▸ **Short exercise**
Lift out all lines below that contain "заполняется".

## Begin

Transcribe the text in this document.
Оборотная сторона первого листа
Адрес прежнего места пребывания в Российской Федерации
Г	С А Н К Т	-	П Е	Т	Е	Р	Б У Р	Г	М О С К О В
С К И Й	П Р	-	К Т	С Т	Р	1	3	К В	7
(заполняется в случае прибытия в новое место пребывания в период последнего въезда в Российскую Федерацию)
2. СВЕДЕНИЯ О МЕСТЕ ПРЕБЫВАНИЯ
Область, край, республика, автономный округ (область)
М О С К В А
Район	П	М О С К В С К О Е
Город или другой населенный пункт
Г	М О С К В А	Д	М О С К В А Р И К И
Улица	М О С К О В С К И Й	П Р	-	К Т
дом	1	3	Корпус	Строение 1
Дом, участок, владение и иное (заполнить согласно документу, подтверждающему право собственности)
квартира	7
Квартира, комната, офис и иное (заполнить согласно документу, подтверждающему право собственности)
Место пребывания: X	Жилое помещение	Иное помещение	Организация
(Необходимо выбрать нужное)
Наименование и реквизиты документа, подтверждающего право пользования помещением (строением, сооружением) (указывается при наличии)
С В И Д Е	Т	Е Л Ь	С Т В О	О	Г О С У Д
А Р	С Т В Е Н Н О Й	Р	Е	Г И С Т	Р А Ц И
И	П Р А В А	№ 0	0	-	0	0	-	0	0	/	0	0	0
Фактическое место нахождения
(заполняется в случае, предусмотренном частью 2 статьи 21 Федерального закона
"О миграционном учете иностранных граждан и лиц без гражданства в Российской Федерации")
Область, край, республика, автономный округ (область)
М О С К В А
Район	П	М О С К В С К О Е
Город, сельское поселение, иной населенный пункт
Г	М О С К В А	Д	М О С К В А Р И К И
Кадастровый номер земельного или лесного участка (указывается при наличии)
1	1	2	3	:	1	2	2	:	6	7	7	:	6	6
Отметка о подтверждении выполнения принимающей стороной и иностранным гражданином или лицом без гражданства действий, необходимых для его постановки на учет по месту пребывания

## End

▸ **Solution for this task**
(заполняется в случае прибытия в новое место пребывания в период последнего въезда в Российскую Федерацию)
(заполняется в случае, предусмотренном частью 2 статьи 21 Федерального закона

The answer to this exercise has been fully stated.